Exercise goal: Reproduce the listing lines without any change, beginning with the line that contains "letter-page: 安徽省马鞍山市人民政府外事办公室 Foreign" and running through the line that contains "Where is each", with both of those lines included.
Start
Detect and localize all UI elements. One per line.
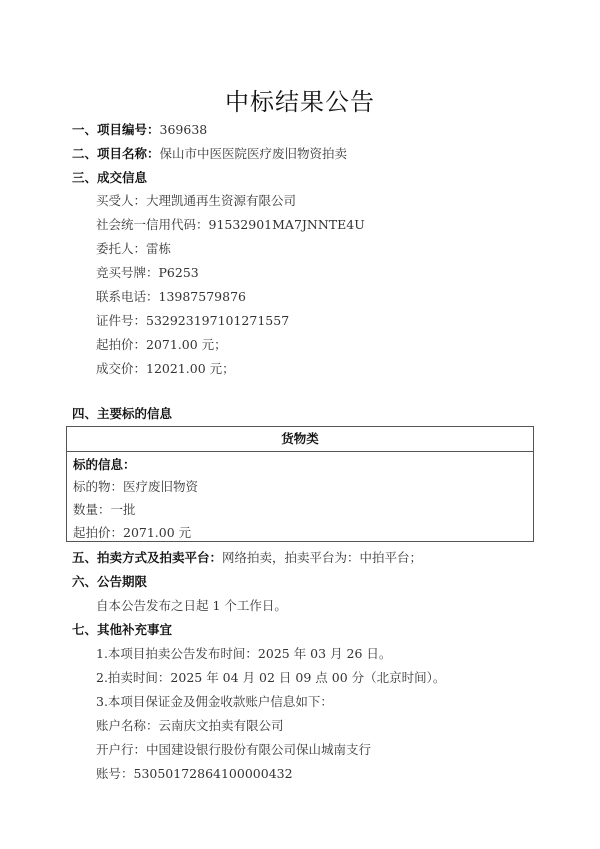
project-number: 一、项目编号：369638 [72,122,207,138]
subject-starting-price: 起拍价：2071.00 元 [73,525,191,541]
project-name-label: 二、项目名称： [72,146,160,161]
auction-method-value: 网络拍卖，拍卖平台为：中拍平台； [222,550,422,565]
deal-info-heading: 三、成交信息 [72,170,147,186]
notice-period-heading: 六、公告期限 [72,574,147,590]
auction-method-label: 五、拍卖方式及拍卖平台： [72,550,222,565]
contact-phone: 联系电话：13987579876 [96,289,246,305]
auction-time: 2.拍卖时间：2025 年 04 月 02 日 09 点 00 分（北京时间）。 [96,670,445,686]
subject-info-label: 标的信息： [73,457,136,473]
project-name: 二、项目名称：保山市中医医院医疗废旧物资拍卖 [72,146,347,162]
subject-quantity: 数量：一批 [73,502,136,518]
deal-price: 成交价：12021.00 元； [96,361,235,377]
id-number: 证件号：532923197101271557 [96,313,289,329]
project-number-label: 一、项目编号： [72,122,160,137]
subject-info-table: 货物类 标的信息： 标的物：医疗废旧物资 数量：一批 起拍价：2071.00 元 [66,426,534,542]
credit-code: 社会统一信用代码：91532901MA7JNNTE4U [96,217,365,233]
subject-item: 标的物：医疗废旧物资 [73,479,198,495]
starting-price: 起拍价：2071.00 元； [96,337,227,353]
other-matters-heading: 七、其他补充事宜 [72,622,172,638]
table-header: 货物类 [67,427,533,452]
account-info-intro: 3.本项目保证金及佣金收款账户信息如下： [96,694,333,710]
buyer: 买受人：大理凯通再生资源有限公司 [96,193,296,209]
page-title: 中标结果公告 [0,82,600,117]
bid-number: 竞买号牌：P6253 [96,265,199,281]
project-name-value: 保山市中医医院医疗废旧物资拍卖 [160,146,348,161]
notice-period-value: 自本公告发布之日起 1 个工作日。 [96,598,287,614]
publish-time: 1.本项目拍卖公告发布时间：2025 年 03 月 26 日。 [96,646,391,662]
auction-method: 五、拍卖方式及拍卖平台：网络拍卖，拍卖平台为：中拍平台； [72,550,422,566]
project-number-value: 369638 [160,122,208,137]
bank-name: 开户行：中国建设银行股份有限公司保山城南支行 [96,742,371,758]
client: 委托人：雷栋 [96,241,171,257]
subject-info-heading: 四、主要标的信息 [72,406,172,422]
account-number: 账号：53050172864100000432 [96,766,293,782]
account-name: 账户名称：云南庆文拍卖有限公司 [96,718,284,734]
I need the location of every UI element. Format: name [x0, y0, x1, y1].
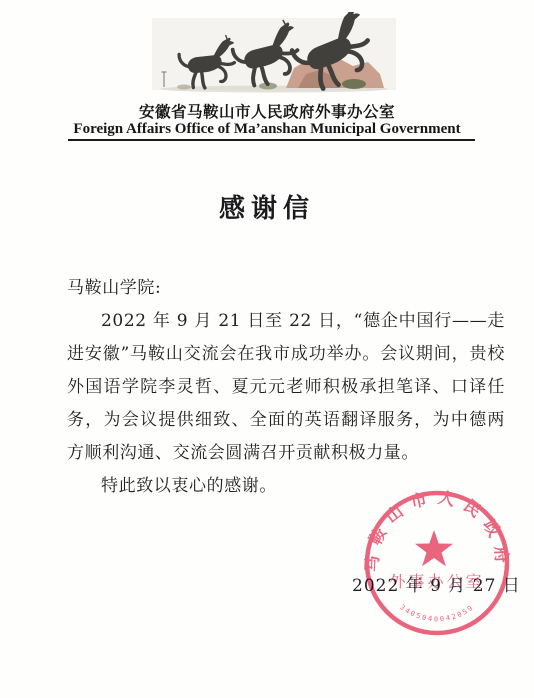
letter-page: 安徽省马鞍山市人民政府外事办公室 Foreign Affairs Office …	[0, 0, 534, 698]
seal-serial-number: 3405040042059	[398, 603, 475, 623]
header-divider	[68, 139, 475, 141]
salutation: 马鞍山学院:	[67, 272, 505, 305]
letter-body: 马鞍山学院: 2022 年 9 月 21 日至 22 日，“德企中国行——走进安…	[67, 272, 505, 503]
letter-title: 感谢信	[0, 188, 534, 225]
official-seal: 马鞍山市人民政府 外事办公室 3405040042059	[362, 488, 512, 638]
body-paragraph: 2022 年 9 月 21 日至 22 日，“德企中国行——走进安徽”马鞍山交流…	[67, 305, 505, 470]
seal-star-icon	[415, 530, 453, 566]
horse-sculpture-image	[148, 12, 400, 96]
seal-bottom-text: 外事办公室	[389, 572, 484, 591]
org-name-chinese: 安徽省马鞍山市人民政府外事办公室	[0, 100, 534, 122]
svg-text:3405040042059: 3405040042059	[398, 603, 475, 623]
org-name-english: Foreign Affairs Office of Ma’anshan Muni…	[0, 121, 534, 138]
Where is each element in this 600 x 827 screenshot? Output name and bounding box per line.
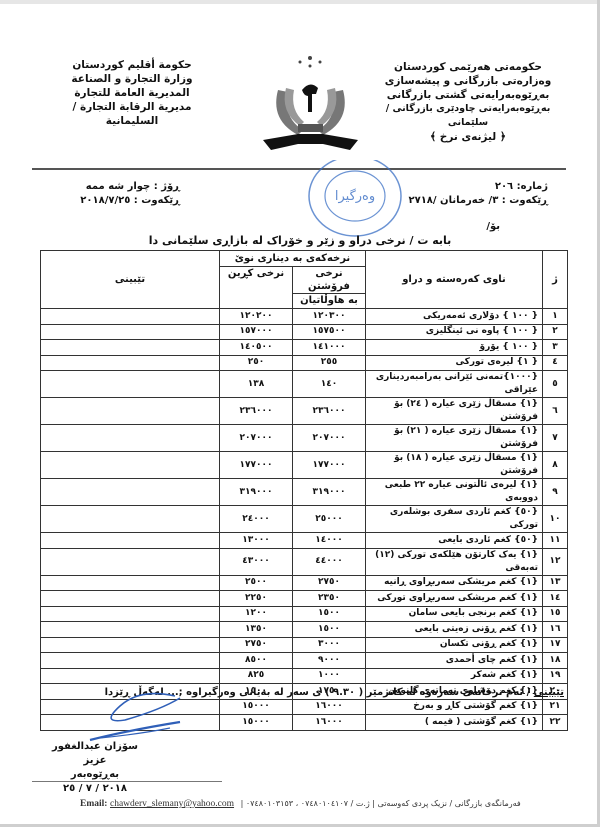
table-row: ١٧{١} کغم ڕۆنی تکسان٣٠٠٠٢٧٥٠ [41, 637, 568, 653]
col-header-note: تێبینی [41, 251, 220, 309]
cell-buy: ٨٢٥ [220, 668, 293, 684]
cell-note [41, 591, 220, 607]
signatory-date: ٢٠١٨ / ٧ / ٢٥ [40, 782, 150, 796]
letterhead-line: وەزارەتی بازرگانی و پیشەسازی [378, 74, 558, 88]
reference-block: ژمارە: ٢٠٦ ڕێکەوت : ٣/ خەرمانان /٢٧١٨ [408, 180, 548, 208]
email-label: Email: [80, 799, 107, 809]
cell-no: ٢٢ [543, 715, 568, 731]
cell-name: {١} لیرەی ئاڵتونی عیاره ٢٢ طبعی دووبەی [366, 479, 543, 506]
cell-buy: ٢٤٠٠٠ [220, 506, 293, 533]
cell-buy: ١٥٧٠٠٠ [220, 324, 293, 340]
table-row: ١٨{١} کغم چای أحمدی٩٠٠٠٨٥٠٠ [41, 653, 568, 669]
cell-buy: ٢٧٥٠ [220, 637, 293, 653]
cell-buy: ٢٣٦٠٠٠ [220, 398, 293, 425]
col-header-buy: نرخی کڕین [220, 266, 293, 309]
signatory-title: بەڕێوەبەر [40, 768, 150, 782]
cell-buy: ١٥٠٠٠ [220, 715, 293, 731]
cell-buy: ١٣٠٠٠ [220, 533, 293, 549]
End
Response to the exercise:
letter-page: 安徽省马鞍山市人民政府外事办公室 Foreign Affairs Office …	[0, 0, 534, 698]
seal-serial-number: 3405040042059	[398, 603, 475, 623]
header-divider	[68, 139, 475, 141]
salutation: 马鞍山学院:	[67, 272, 505, 305]
letter-body: 马鞍山学院: 2022 年 9 月 21 日至 22 日，“德企中国行——走进安…	[67, 272, 505, 503]
letter-title: 感谢信	[0, 188, 534, 225]
official-seal: 马鞍山市人民政府 外事办公室 3405040042059	[362, 488, 512, 638]
body-paragraph: 2022 年 9 月 21 日至 22 日，“德企中国行——走进安徽”马鞍山交流…	[67, 305, 505, 470]
seal-star-icon	[415, 530, 453, 566]
horse-sculpture-image	[148, 12, 400, 96]
seal-bottom-text: 外事办公室	[389, 572, 484, 591]
org-name-chinese: 安徽省马鞍山市人民政府外事办公室	[0, 100, 534, 122]
svg-text:3405040042059: 3405040042059	[398, 603, 475, 623]
org-name-english: Foreign Affairs Office of Ma’anshan Muni…	[0, 121, 534, 138]
Where is each element in this 600 x 827 screenshot? Output name and bounding box per line.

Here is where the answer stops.